» **Stated exercise**
Scan the data for "structured" and copy the lines it appears in.
──────── Data shown ────────
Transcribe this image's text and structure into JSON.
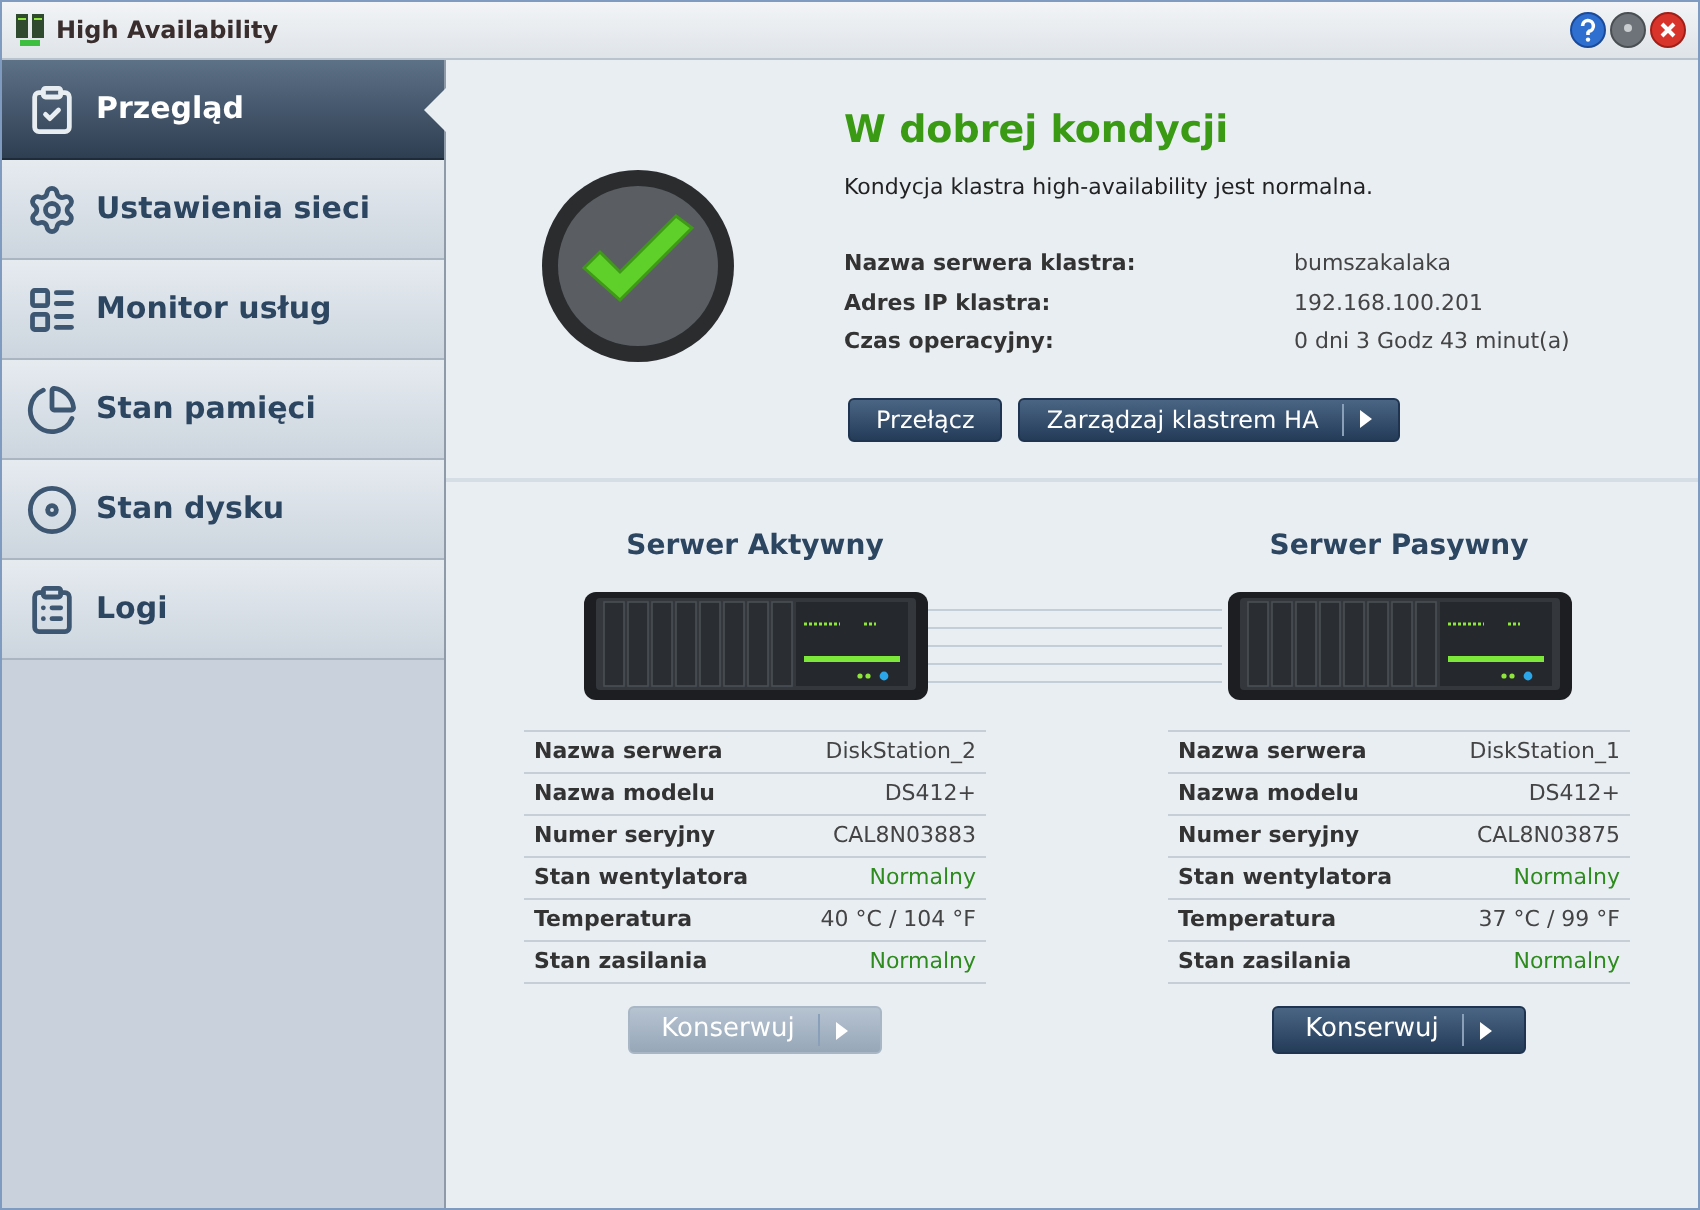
{
  "window": {
    "title": "High Availability"
  },
  "sidebar": {
    "items": [
      {
        "label": "Przegląd",
        "selected": true
      },
      {
        "label": "Ustawienia sieci",
        "selected": false
      },
      {
        "label": "Monitor usług",
        "selected": false
      },
      {
        "label": "Stan pamięci",
        "selected": false
      },
      {
        "label": "Stan dysku",
        "selected": false
      },
      {
        "label": "Logi",
        "selected": false
      }
    ]
  },
  "status": {
    "title": "W dobrej kondycji",
    "description": "Kondycja klastra high-availability jest normalna.",
    "fields": [
      {
        "label": "Nazwa serwera klastra:",
        "value": "bumszakalaka"
      },
      {
        "label": "Adres IP klastra:",
        "value": "192.168.100.201"
      },
      {
        "label": "Czas operacyjny:",
        "value": "0 dni 3 Godz 43 minut(a)"
      }
    ],
    "buttons": [
      {
        "label": "Przełącz",
        "kind": "plain"
      },
      {
        "label": "Zarządzaj klastrem HA",
        "kind": "menu"
      }
    ]
  },
  "servers": [
    {
      "title": "Serwer Aktywny",
      "rows": [
        {
          "label": "Nazwa serwera",
          "value": "DiskStation_2",
          "kind": "text"
        },
        {
          "label": "Nazwa modelu",
          "value": "DS412+",
          "kind": "text"
        },
        {
          "label": "Numer seryjny",
          "value": "CAL8N03883",
          "kind": "text"
        },
        {
          "label": "Stan wentylatora",
          "value": "Normalny",
          "kind": "status"
        },
        {
          "label": "Temperatura",
          "value": "40 °C / 104 °F",
          "kind": "text"
        },
        {
          "label": "Stan zasilania",
          "value": "Normalny",
          "kind": "status"
        }
      ],
      "button": {
        "label": "Konserwuj",
        "disabled": true
      }
    },
    {
      "title": "Serwer Pasywny",
      "rows": [
        {
          "label": "Nazwa serwera",
          "value": "DiskStation_1",
          "kind": "text"
        },
        {
          "label": "Nazwa modelu",
          "value": "DS412+",
          "kind": "text"
        },
        {
          "label": "Numer seryjny",
          "value": "CAL8N03875",
          "kind": "text"
        },
        {
          "label": "Stan wentylatora",
          "value": "Normalny",
          "kind": "status"
        },
        {
          "label": "Temperatura",
          "value": "37 °C / 99 °F",
          "kind": "text"
        },
        {
          "label": "Stan zasilania",
          "value": "Normalny",
          "kind": "status"
        }
      ],
      "button": {
        "label": "Konserwuj",
        "disabled": false
      }
    }
  ]
}
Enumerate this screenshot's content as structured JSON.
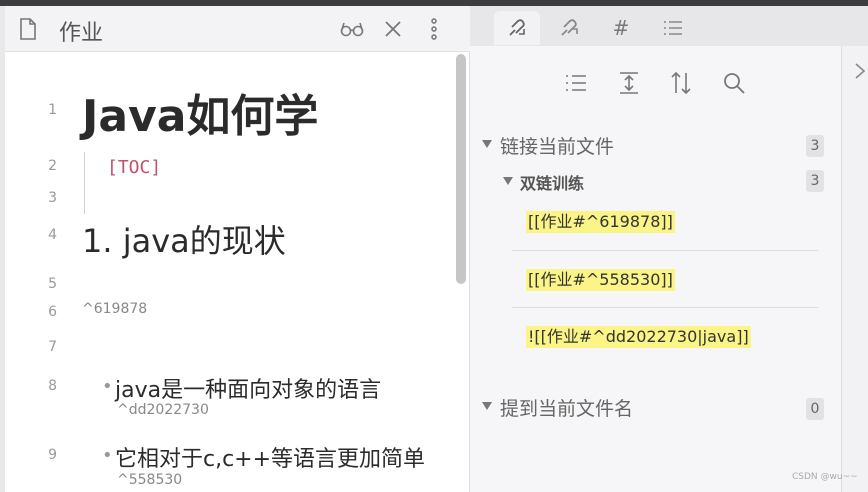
{
  "editor": {
    "title": "作业",
    "lines": [
      {
        "num": "1"
      },
      {
        "num": "2"
      },
      {
        "num": "3"
      },
      {
        "num": "4"
      },
      {
        "num": "5"
      },
      {
        "num": "6"
      },
      {
        "num": "7"
      },
      {
        "num": "8"
      },
      {
        "num": "9"
      }
    ],
    "heading1": "Java如何学",
    "toc": "[TOC]",
    "heading2": "1. java的现状",
    "block_id": "^619878",
    "list_items": [
      {
        "text": "java是一种面向对象的语言",
        "block_id": "^dd2022730"
      },
      {
        "text": "它相对于c,c++等语言更加简单",
        "block_id": "^558530"
      }
    ],
    "bullet": "•"
  },
  "right_panel": {
    "tabs": [
      {
        "icon": "backlinks-icon"
      },
      {
        "icon": "outgoing-links-icon"
      },
      {
        "icon": "hashtag-icon",
        "glyph": "#"
      },
      {
        "icon": "outline-icon"
      }
    ],
    "linked": {
      "title": "链接当前文件",
      "count": "3",
      "file": {
        "name": "双链训练",
        "count": "3",
        "links": [
          "[[作业#^619878]]",
          "[[作业#^558530]]",
          "![[作业#^dd2022730|java]]"
        ]
      }
    },
    "unlinked": {
      "title": "提到当前文件名",
      "count": "0"
    }
  },
  "watermark": "CSDN @wu~~"
}
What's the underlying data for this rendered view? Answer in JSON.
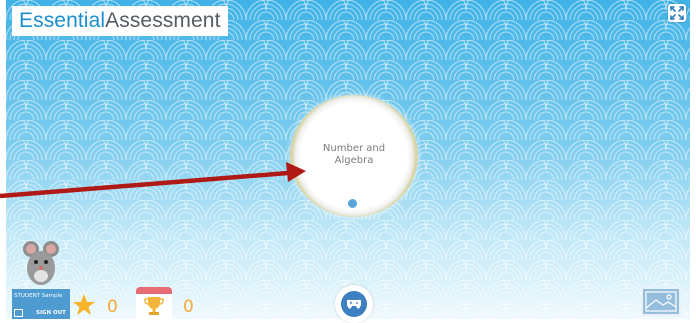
{
  "app": {
    "logo_part1": "Essential",
    "logo_part2": "Assessment"
  },
  "main": {
    "topic": "Number and Algebra"
  },
  "user": {
    "name": "STUDENT Sample",
    "sign_out_label": "SIGN OUT"
  },
  "stats": {
    "stars": "0",
    "trophies": "0"
  },
  "colors": {
    "brand_blue": "#1a8fd0",
    "arrow_red": "#b01a16",
    "star_gold": "#f5b42a",
    "count_orange": "#f2a83a"
  },
  "icons": [
    "fullscreen-icon",
    "mouse-mascot-icon",
    "sign-out-icon",
    "star-icon",
    "trophy-icon",
    "gamepad-icon",
    "landscape-icon"
  ]
}
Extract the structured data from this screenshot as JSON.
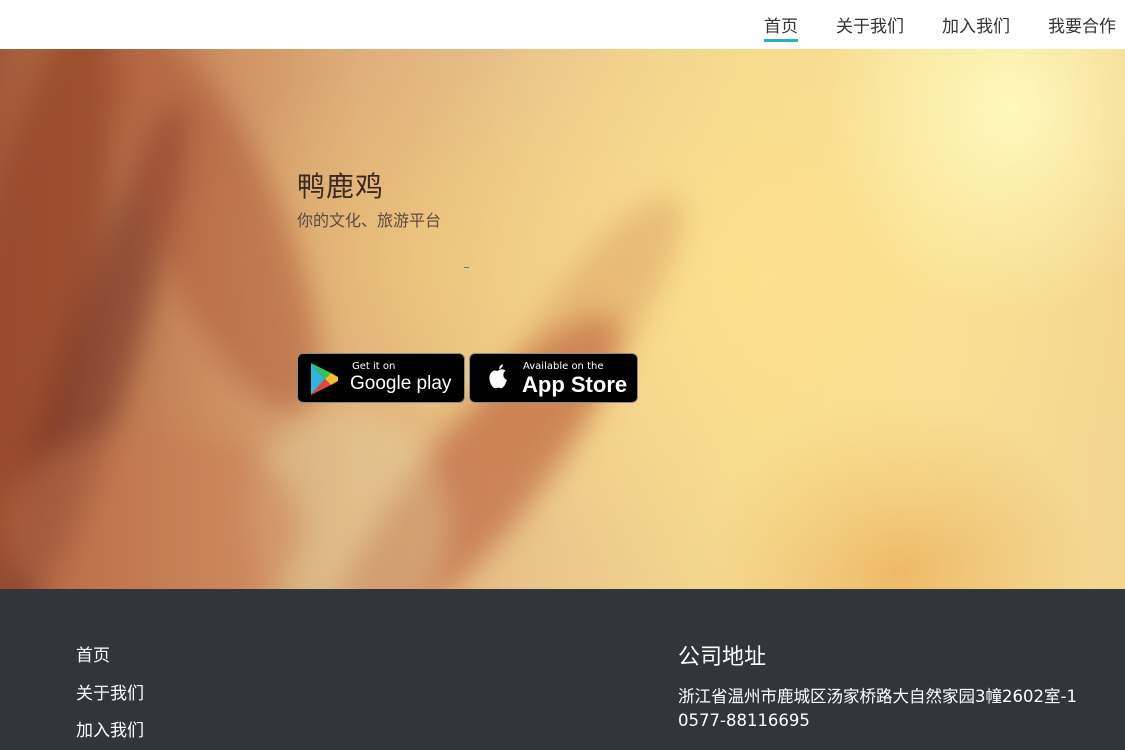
{
  "nav": {
    "items": [
      {
        "label": "首页",
        "active": true
      },
      {
        "label": "关于我们",
        "active": false
      },
      {
        "label": "加入我们",
        "active": false
      },
      {
        "label": "我要合作",
        "active": false
      }
    ],
    "accent_color": "#2ab0c5"
  },
  "hero": {
    "title": "鸭鹿鸡",
    "subtitle": "你的文化、旅游平台",
    "google_play": {
      "small_label": "Get it on",
      "big_label": "Google play",
      "icon": "google-play-icon"
    },
    "app_store": {
      "small_label": "Available on the",
      "big_label": "App Store",
      "icon": "apple-icon"
    }
  },
  "footer": {
    "links": [
      {
        "label": "首页"
      },
      {
        "label": "关于我们"
      },
      {
        "label": "加入我们"
      }
    ],
    "contact": {
      "heading": "公司地址",
      "address": "浙江省温州市鹿城区汤家桥路大自然家园3幢2602室-1",
      "phone": "0577-88116695"
    },
    "background_color": "#31363b"
  }
}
────────
» **Right answer**
Enumerate this screenshot's content as structured JSON.
Extract the structured data from this screenshot as JSON.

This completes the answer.